**Given data:**
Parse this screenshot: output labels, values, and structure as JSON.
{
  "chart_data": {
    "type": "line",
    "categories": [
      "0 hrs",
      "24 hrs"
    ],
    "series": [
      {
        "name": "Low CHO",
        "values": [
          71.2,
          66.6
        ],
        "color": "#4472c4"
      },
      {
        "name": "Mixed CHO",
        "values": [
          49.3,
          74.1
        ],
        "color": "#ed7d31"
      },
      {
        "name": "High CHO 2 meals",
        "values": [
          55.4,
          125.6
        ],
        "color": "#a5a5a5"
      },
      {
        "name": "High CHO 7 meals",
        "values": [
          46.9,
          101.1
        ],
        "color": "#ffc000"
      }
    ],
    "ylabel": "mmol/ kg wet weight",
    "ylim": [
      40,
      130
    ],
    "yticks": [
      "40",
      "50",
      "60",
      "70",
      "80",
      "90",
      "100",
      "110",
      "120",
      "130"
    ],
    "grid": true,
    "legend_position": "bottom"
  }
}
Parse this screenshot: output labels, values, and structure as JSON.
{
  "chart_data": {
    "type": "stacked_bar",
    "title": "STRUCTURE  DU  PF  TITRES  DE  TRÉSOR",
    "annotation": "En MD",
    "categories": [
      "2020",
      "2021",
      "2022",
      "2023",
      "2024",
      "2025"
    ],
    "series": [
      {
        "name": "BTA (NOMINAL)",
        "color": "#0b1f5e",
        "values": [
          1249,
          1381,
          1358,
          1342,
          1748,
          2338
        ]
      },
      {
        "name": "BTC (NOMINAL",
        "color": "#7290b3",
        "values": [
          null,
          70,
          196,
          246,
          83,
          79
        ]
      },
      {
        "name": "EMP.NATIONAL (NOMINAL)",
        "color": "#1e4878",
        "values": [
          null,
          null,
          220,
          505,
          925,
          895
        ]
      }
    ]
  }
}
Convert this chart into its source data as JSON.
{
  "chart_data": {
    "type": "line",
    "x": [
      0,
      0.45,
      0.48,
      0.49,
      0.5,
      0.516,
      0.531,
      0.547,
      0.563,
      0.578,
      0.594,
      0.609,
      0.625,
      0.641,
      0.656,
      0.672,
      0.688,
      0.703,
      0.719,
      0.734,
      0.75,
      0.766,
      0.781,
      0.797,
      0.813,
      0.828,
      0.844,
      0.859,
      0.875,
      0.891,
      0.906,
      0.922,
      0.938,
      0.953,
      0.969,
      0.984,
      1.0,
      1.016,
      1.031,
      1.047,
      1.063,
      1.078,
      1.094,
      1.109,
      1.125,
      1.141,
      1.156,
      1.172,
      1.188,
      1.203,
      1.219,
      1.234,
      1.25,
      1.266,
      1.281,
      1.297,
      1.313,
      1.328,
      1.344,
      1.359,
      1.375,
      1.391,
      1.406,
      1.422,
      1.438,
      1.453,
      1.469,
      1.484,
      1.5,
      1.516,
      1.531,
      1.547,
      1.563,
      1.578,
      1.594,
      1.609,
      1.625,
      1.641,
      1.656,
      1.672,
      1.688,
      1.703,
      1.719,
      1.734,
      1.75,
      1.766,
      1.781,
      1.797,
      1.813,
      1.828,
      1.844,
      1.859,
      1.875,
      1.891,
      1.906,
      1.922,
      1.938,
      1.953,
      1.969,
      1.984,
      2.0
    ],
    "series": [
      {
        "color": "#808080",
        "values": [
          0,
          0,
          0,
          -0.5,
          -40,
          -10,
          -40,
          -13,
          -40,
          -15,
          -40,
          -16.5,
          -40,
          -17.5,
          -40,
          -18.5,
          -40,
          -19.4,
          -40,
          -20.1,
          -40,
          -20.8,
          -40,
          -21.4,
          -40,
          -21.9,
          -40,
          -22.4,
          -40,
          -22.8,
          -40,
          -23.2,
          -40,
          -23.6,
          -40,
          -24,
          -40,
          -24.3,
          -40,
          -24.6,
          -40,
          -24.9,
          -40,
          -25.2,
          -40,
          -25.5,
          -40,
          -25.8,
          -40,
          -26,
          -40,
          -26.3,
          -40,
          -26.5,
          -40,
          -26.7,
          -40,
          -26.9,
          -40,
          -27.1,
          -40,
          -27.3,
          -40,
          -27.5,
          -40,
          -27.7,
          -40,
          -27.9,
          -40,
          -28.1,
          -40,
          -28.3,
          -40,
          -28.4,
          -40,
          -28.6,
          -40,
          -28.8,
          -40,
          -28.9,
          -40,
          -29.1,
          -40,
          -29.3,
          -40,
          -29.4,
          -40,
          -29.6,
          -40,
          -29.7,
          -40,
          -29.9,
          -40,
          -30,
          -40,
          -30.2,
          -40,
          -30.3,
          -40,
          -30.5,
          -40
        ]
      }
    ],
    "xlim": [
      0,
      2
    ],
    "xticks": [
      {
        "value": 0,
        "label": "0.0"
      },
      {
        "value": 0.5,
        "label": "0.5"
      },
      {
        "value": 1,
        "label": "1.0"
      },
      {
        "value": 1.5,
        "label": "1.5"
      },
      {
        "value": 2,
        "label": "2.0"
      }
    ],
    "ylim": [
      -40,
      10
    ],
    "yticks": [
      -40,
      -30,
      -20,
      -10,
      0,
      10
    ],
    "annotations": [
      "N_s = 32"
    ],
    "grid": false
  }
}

**Exercise aim:**
Your task is to transcribe the material exactly.

**Task answer:**
Parse this screenshot: output labels, values, and structure as JSON.
{
  "chart_data": {
    "type": "line",
    "categories": [
      "0 hrs",
      "24 hrs"
    ],
    "series": [
      {
        "name": "Low CHO",
        "values": [
          71.2,
          66.6
        ],
        "color": "#4472c4"
      },
      {
        "name": "Mixed CHO",
        "values": [
          49.3,
          74.1
        ],
        "color": "#ed7d31"
      },
      {
        "name": "High CHO 2 meals",
        "values": [
          55.4,
          125.6
        ],
        "color": "#a5a5a5"
      },
      {
        "name": "High CHO 7 meals",
        "values": [
          46.9,
          101.1
        ],
        "color": "#ffc000"
      }
    ],
    "ylabel": "mmol/ kg wet weight",
    "ylim": [
      40,
      130
    ],
    "yticks": [
      "40",
      "50",
      "60",
      "70",
      "80",
      "90",
      "100",
      "110",
      "120",
      "130"
    ],
    "grid": true,
    "legend_position": "bottom"
  }
}
Parse this screenshot: output labels, values, and structure as JSON.
{
  "chart_data": {
    "type": "stacked_bar",
    "title": "STRUCTURE  DU  PF  TITRES  DE  TRÉSOR",
    "annotation": "En MD",
    "categories": [
      "2020",
      "2021",
      "2022",
      "2023",
      "2024",
      "2025"
    ],
    "series": [
      {
        "name": "BTA (NOMINAL)",
        "color": "#0b1f5e",
        "values": [
          1249,
          1381,
          1358,
          1342,
          1748,
          2338
        ]
      },
      {
        "name": "BTC (NOMINAL",
        "color": "#7290b3",
        "values": [
          null,
          70,
          196,
          246,
          83,
          79
        ]
      },
      {
        "name": "EMP.NATIONAL (NOMINAL)",
        "color": "#1e4878",
        "values": [
          null,
          null,
          220,
          505,
          925,
          895
        ]
      }
    ]
  }
}
Convert this chart into its source data as JSON.
{
  "chart_data": {
    "type": "line",
    "x": [
      0,
      0.45,
      0.48,
      0.49,
      0.5,
      0.516,
      0.531,
      0.547,
      0.563,
      0.578,
      0.594,
      0.609,
      0.625,
      0.641,
      0.656,
      0.672,
      0.688,
      0.703,
      0.719,
      0.734,
      0.75,
      0.766,
      0.781,
      0.797,
      0.813,
      0.828,
      0.844,
      0.859,
      0.875,
      0.891,
      0.906,
      0.922,
      0.938,
      0.953,
      0.969,
      0.984,
      1.0,
      1.016,
      1.031,
      1.047,
      1.063,
      1.078,
      1.094,
      1.109,
      1.125,
      1.141,
      1.156,
      1.172,
      1.188,
      1.203,
      1.219,
      1.234,
      1.25,
      1.266,
      1.281,
      1.297,
      1.313,
      1.328,
      1.344,
      1.359,
      1.375,
      1.391,
      1.406,
      1.422,
      1.438,
      1.453,
      1.469,
      1.484,
      1.5,
      1.516,
      1.531,
      1.547,
      1.563,
      1.578,
      1.594,
      1.609,
      1.625,
      1.641,
      1.656,
      1.672,
      1.688,
      1.703,
      1.719,
      1.734,
      1.75,
      1.766,
      1.781,
      1.797,
      1.813,
      1.828,
      1.844,
      1.859,
      1.875,
      1.891,
      1.906,
      1.922,
      1.938,
      1.953,
      1.969,
      1.984,
      2.0
    ],
    "series": [
      {
        "color": "#808080",
        "values": [
          0,
          0,
          0,
          -0.5,
          -40,
          -10,
          -40,
          -13,
          -40,
          -15,
          -40,
          -16.5,
          -40,
          -17.5,
          -40,
          -18.5,
          -40,
          -19.4,
          -40,
          -20.1,
          -40,
          -20.8,
          -40,
          -21.4,
          -40,
          -21.9,
          -40,
          -22.4,
          -40,
          -22.8,
          -40,
          -23.2,
          -40,
          -23.6,
          -40,
          -24,
          -40,
          -24.3,
          -40,
          -24.6,
          -40,
          -24.9,
          -40,
          -25.2,
          -40,
          -25.5,
          -40,
          -25.8,
          -40,
          -26,
          -40,
          -26.3,
          -40,
          -26.5,
          -40,
          -26.7,
          -40,
          -26.9,
          -40,
          -27.1,
          -40,
          -27.3,
          -40,
          -27.5,
          -40,
          -27.7,
          -40,
          -27.9,
          -40,
          -28.1,
          -40,
          -28.3,
          -40,
          -28.4,
          -40,
          -28.6,
          -40,
          -28.8,
          -40,
          -28.9,
          -40,
          -29.1,
          -40,
          -29.3,
          -40,
          -29.4,
          -40,
          -29.6,
          -40,
          -29.7,
          -40,
          -29.9,
          -40,
          -30,
          -40,
          -30.2,
          -40,
          -30.3,
          -40,
          -30.5,
          -40
        ]
      }
    ],
    "xlim": [
      0,
      2
    ],
    "xticks": [
      {
        "value": 0,
        "label": "0.0"
      },
      {
        "value": 0.5,
        "label": "0.5"
      },
      {
        "value": 1,
        "label": "1.0"
      },
      {
        "value": 1.5,
        "label": "1.5"
      },
      {
        "value": 2,
        "label": "2.0"
      }
    ],
    "ylim": [
      -40,
      10
    ],
    "yticks": [
      -40,
      -30,
      -20,
      -10,
      0,
      10
    ],
    "annotations": [
      "N_s = 32"
    ],
    "grid": false
  }
}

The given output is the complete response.